● **Task to carry out**: Count lines holding the string "образом" in the data that follows. Reply with one number only.

==== Records for the task

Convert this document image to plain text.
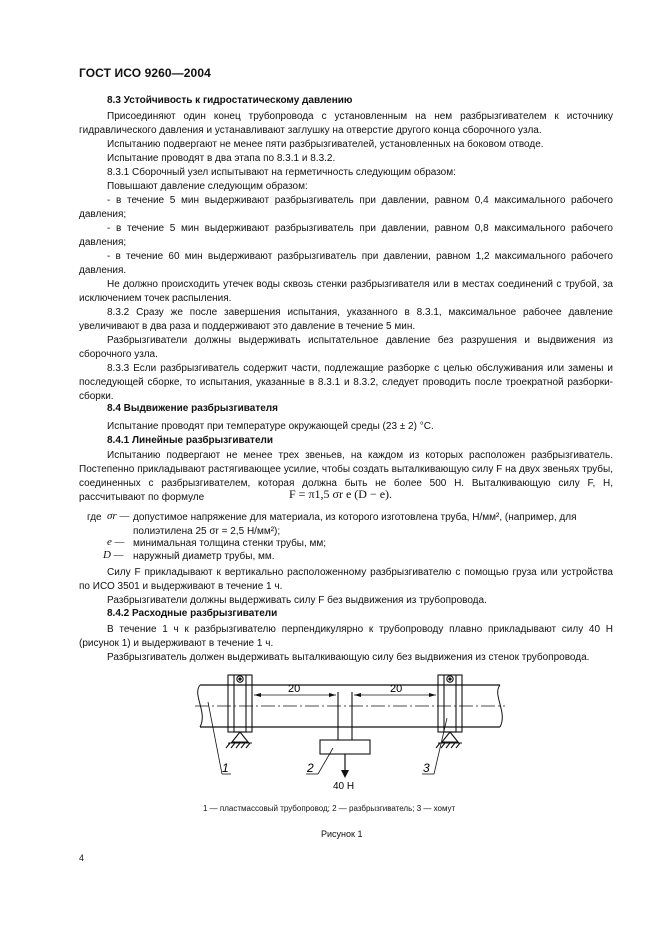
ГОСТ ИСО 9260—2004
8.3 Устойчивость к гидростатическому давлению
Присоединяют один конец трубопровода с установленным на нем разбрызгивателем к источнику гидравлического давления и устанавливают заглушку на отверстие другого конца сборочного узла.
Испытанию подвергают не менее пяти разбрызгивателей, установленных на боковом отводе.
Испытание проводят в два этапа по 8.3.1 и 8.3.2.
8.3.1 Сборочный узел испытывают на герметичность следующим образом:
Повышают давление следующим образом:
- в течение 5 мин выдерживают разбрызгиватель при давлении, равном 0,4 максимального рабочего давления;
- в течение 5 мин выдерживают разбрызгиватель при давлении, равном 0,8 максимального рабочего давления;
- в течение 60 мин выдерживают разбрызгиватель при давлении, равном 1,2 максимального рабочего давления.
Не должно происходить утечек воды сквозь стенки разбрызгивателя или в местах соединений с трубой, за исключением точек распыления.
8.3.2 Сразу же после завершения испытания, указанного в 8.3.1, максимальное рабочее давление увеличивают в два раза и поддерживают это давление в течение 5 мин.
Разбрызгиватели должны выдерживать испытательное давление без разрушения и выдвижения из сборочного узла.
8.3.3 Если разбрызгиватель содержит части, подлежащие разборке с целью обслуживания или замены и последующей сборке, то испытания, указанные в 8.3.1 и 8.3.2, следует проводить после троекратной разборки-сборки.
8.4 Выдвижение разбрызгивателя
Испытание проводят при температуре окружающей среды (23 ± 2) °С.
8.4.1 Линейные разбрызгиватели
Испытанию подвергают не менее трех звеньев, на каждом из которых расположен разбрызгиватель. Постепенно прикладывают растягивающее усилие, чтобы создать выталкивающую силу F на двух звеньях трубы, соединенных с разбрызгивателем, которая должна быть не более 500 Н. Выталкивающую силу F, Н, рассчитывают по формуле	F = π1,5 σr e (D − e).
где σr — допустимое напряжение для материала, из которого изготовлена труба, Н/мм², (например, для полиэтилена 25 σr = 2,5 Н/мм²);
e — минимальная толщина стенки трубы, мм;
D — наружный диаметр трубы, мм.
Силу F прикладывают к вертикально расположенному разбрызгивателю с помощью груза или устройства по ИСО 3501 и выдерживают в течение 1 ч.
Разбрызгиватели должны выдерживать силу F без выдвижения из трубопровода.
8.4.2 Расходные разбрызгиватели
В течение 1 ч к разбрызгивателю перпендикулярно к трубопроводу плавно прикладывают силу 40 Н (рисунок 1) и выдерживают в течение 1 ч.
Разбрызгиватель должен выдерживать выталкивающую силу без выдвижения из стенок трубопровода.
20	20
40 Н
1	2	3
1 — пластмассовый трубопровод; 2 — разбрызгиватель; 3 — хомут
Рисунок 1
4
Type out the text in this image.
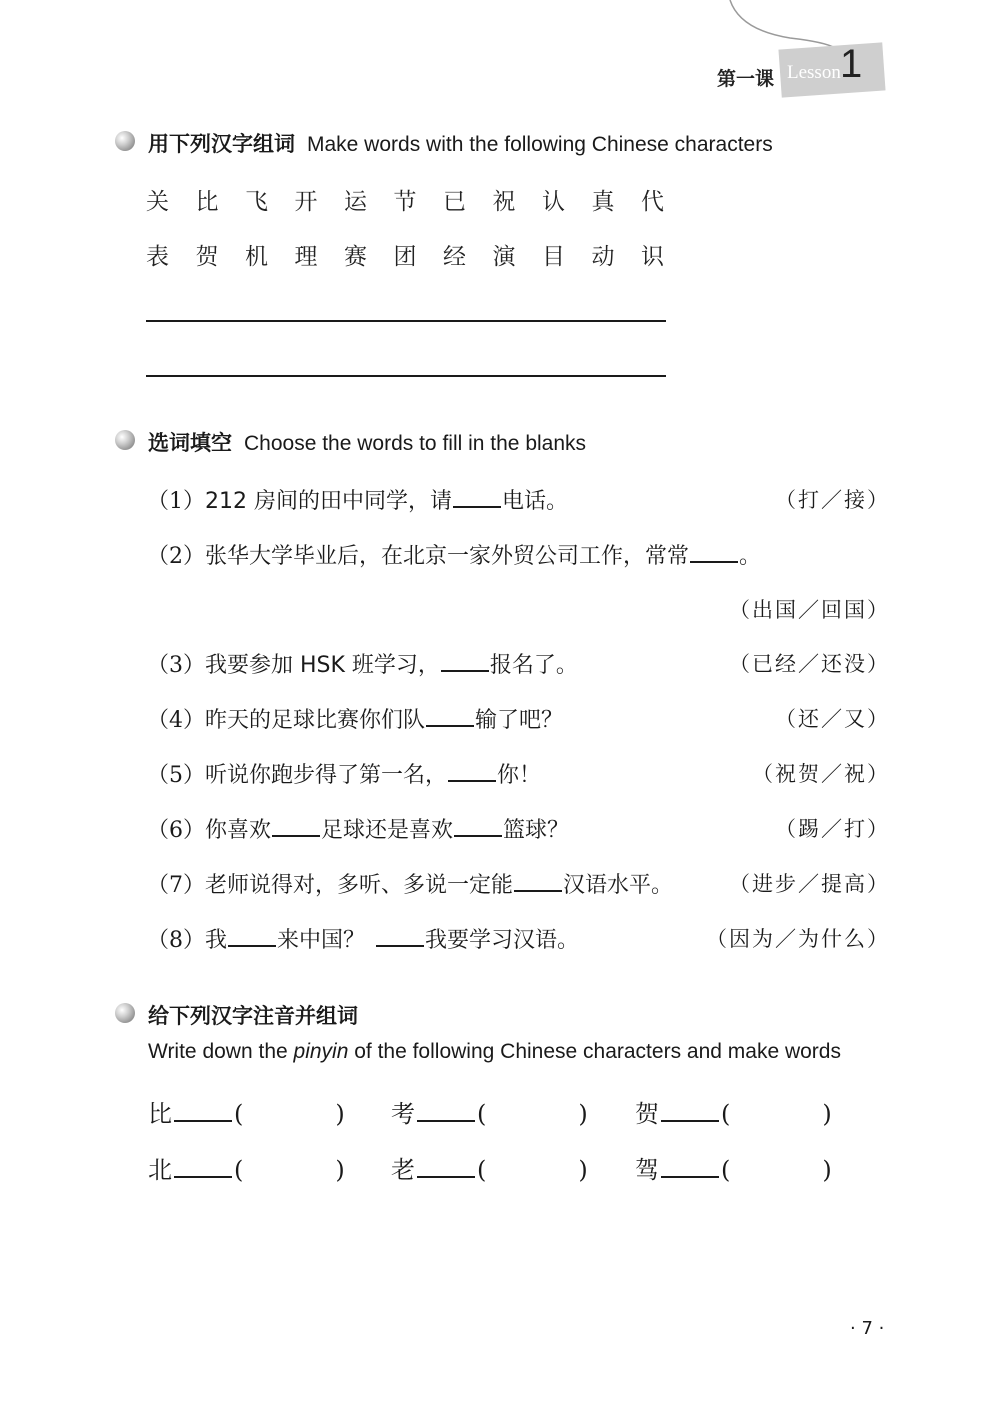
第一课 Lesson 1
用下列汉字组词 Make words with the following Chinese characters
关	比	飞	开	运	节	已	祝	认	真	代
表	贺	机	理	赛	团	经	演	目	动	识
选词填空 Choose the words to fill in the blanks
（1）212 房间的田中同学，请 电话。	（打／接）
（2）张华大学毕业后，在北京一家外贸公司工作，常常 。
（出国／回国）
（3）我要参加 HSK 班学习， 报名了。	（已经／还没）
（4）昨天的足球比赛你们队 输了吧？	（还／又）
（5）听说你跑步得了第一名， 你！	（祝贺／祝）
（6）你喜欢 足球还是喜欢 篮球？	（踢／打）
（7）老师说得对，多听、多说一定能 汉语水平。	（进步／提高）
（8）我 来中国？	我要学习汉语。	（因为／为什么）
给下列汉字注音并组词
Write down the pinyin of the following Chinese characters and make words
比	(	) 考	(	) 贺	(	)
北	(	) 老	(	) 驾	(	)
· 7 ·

========

● **The response**: 2